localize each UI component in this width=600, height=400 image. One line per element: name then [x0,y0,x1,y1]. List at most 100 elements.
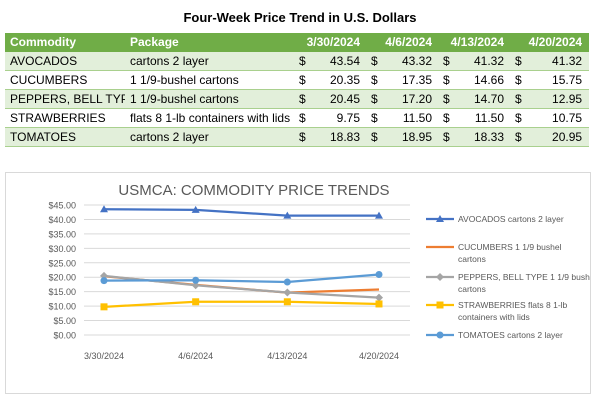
currency-cell: $ [295,89,315,109]
series-line [103,273,380,284]
data-point [375,270,383,278]
price-cell: 11.50 [387,108,440,128]
data-point [100,303,108,311]
price-cell: 18.33 [459,127,512,147]
data-point [192,298,200,306]
currency-cell: $ [511,51,532,71]
currency-cell: $ [439,127,460,147]
data-point [283,278,291,286]
currency-cell: $ [367,108,388,128]
price-cell: 11.50 [459,108,512,128]
commodity-cell: TOMATOES [5,127,125,147]
data-point [191,281,200,290]
y-tick-label: $30.00 [48,244,76,254]
header-package: Package [125,33,295,52]
table-header-row: Commodity Package 3/30/2024 4/6/2024 4/1… [5,33,590,52]
chart-canvas: USMCA: COMMODITY PRICE TRENDS $0.00 $5.00 $… [48,182,590,361]
legend-marker [436,301,444,309]
currency-cell: $ [367,70,388,90]
legend-marker [436,215,444,222]
currency-cell: $ [439,70,460,90]
x-tick-label: 4/20/2024 [359,351,399,361]
data-point [283,298,291,306]
price-cell: 9.75 [315,108,368,128]
table-row: TOMATOES cartons 2 layer $ 18.83 $ 18.95… [5,127,590,147]
x-tick-label: 3/30/2024 [84,351,124,361]
currency-cell: $ [511,89,532,109]
commodity-cell: CUCUMBERS [5,70,125,90]
data-point [283,211,292,219]
y-tick-label: $5.00 [53,316,76,326]
table-row: CUCUMBERS 1 1/9-bushel cartons $ 20.35 $… [5,70,590,90]
price-cell: 41.32 [531,51,590,71]
price-cell: 17.35 [387,70,440,90]
currency-cell: $ [511,70,532,90]
data-point [283,288,292,297]
y-tick-label: $15.00 [48,287,76,297]
x-tick-label: 4/6/2024 [178,351,213,361]
table-row: AVOCADOS cartons 2 layer $ 43.54 $ 43.32… [5,51,590,71]
legend-label: cartons [458,254,486,264]
table-row: PEPPERS, BELL TYPE 1 1/9-bushel cartons … [5,89,590,109]
x-tick-label: 4/13/2024 [267,351,307,361]
legend-marker [436,273,444,281]
price-cell: 18.95 [387,127,440,147]
price-cell: 12.95 [531,89,590,109]
price-cell: 10.75 [531,108,590,128]
package-cell: flats 8 1-lb containers with lids [125,108,295,128]
legend-label: TOMATOES cartons 2 layer [458,330,563,340]
currency-cell: $ [295,108,315,128]
commodity-cell: STRAWBERRIES [5,108,125,128]
currency-cell: $ [439,108,460,128]
price-cell: 17.20 [387,89,440,109]
legend-label: STRAWBERRIES flats 8 1-lb [458,300,568,310]
header-date: 4/20/2024 [511,33,590,52]
data-point [192,276,200,284]
y-tick-label: $0.00 [53,331,76,341]
package-cell: 1 1/9-bushel cartons [125,70,295,90]
header-date: 4/13/2024 [439,33,512,52]
data-point [100,277,108,285]
legend-label: containers with lids [458,312,530,322]
data-point [100,271,108,280]
price-trend-chart: USMCA: COMMODITY PRICE TRENDS $0.00 $5.00 $… [5,172,591,394]
currency-cell: $ [439,51,460,71]
table-title: Four-Week Price Trend in U.S. Dollars [183,10,417,25]
price-cell: 15.75 [531,70,590,90]
y-tick-label: $45.00 [48,201,76,211]
header-date: 3/30/2024 [295,33,368,52]
data-point [375,300,383,308]
package-cell: cartons 2 layer [125,127,295,147]
series-line [103,208,379,217]
package-cell: cartons 2 layer [125,51,295,71]
currency-cell: $ [367,51,388,71]
package-cell: 1 1/9-bushel cartons [125,89,295,109]
price-cell: 43.54 [315,51,368,71]
price-table: Commodity Package 3/30/2024 4/6/2024 4/1… [5,33,590,147]
currency-cell: $ [295,70,315,90]
chart-title: USMCA: COMMODITY PRICE TRENDS [118,182,389,199]
data-point [191,205,200,213]
currency-cell: $ [295,51,315,71]
price-cell: 41.32 [459,51,512,71]
y-tick-label: $10.00 [48,302,76,312]
y-tick-label: $40.00 [48,215,76,225]
price-cell: 20.35 [315,70,368,90]
y-tick-label: $25.00 [48,258,76,268]
price-cell: 14.70 [459,89,512,109]
price-cell: 43.32 [387,51,440,71]
price-cell: 14.66 [459,70,512,90]
currency-cell: $ [511,127,532,147]
series-line [103,274,380,299]
commodity-cell: AVOCADOS [5,51,125,71]
y-tick-label: $20.00 [48,273,76,283]
legend-label: PEPPERS, BELL TYPE 1 1/9 bushel [458,272,590,282]
legend-marker [436,331,444,339]
header-commodity: Commodity [5,33,125,52]
price-cell: 20.45 [315,89,368,109]
currency-cell: $ [439,89,460,109]
legend-label: AVOCADOS cartons 2 layer [458,214,564,224]
data-point [100,205,108,213]
currency-cell: $ [295,127,315,147]
currency-cell: $ [511,108,532,128]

####

[Obiettivo indicato] Ricopia alla lettera tutte le voci riportate sopra, omettendo le immagini.

[Soluzione]
localize each UI component in this width=600, height=400 image. One line per element: name then [x0,y0,x1,y1]. List at most 100 elements.
currency-cell: $ [295,89,315,109]
series-line [103,273,380,284]
data-point [375,270,383,278]
price-cell: 11.50 [387,108,440,128]
data-point [100,303,108,311]
price-cell: 18.33 [459,127,512,147]
data-point [192,298,200,306]
currency-cell: $ [511,51,532,71]
currency-cell: $ [439,127,460,147]
data-point [283,278,291,286]
currency-cell: $ [367,108,388,128]
price-cell: 11.50 [459,108,512,128]
commodity-cell: TOMATOES [5,127,125,147]
data-point [191,281,200,290]
y-tick-label: $30.00 [48,244,76,254]
header-package: Package [125,33,295,52]
table-header-row: Commodity Package 3/30/2024 4/6/2024 4/1… [5,33,590,52]
chart-canvas: USMCA: COMMODITY PRICE TRENDS $0.00 $5.00 $… [48,182,590,361]
legend-marker [436,301,444,309]
currency-cell: $ [367,70,388,90]
legend-marker [436,215,444,222]
currency-cell: $ [439,70,460,90]
x-tick-label: 4/20/2024 [359,351,399,361]
data-point [283,298,291,306]
price-cell: 9.75 [315,108,368,128]
table-row: TOMATOES cartons 2 layer $ 18.83 $ 18.95… [5,127,590,147]
x-tick-label: 3/30/2024 [84,351,124,361]
currency-cell: $ [511,89,532,109]
commodity-cell: CUCUMBERS [5,70,125,90]
data-point [283,211,292,219]
y-tick-label: $5.00 [53,316,76,326]
table-row: CUCUMBERS 1 1/9-bushel cartons $ 20.35 $… [5,70,590,90]
price-cell: 41.32 [531,51,590,71]
price-cell: 17.35 [387,70,440,90]
currency-cell: $ [511,70,532,90]
data-point [283,288,292,297]
y-tick-label: $15.00 [48,287,76,297]
x-tick-label: 4/6/2024 [178,351,213,361]
table-row: AVOCADOS cartons 2 layer $ 43.54 $ 43.32… [5,51,590,71]
legend-label: cartons [458,254,486,264]
table-row: PEPPERS, BELL TYPE 1 1/9-bushel cartons … [5,89,590,109]
x-tick-label: 4/13/2024 [267,351,307,361]
legend-marker [436,273,444,281]
price-cell: 18.95 [387,127,440,147]
price-cell: 12.95 [531,89,590,109]
price-cell: 10.75 [531,108,590,128]
package-cell: flats 8 1-lb containers with lids [125,108,295,128]
legend-label: TOMATOES cartons 2 layer [458,330,563,340]
currency-cell: $ [295,108,315,128]
commodity-cell: STRAWBERRIES [5,108,125,128]
currency-cell: $ [439,108,460,128]
price-cell: 17.20 [387,89,440,109]
legend-label: STRAWBERRIES flats 8 1-lb [458,300,568,310]
header-date: 4/20/2024 [511,33,590,52]
data-point [192,276,200,284]
y-tick-label: $0.00 [53,331,76,341]
package-cell: 1 1/9-bushel cartons [125,70,295,90]
header-date: 4/13/2024 [439,33,512,52]
data-point [100,277,108,285]
legend-label: containers with lids [458,312,530,322]
data-point [100,271,108,280]
price-trend-chart: USMCA: COMMODITY PRICE TRENDS $0.00 $5.00 $… [5,172,591,394]
currency-cell: $ [439,51,460,71]
table-title: Four-Week Price Trend in U.S. Dollars [183,10,417,25]
price-cell: 15.75 [531,70,590,90]
y-tick-label: $45.00 [48,201,76,211]
header-date: 3/30/2024 [295,33,368,52]
data-point [375,300,383,308]
package-cell: cartons 2 layer [125,127,295,147]
series-line [103,208,379,217]
package-cell: cartons 2 layer [125,51,295,71]
currency-cell: $ [367,51,388,71]
package-cell: 1 1/9-bushel cartons [125,89,295,109]
price-cell: 43.54 [315,51,368,71]
price-table: Commodity Package 3/30/2024 4/6/2024 4/1… [5,33,590,147]
currency-cell: $ [295,70,315,90]
chart-title: USMCA: COMMODITY PRICE TRENDS [118,182,389,199]
data-point [191,205,200,213]
currency-cell: $ [295,51,315,71]
price-cell: 41.32 [459,51,512,71]
y-tick-label: $10.00 [48,302,76,312]
y-tick-label: $40.00 [48,215,76,225]
price-cell: 20.35 [315,70,368,90]
y-tick-label: $25.00 [48,258,76,268]
price-cell: 14.70 [459,89,512,109]
price-cell: 43.32 [387,51,440,71]
price-cell: 14.66 [459,70,512,90]
currency-cell: $ [511,127,532,147]
series-line [103,274,380,299]
commodity-cell: AVOCADOS [5,51,125,71]
y-tick-label: $20.00 [48,273,76,283]
legend-label: PEPPERS, BELL TYPE 1 1/9 bushel [458,272,590,282]
legend-marker [436,331,444,339]
header-commodity: Commodity [5,33,125,52]
price-cell: 20.45 [315,89,368,109]
currency-cell: $ [439,89,460,109]
legend-label: AVOCADOS cartons 2 layer [458,214,564,224]
data-point [100,205,108,213]
currency-cell: $ [295,127,315,147]
currency-cell: $ [511,108,532,128]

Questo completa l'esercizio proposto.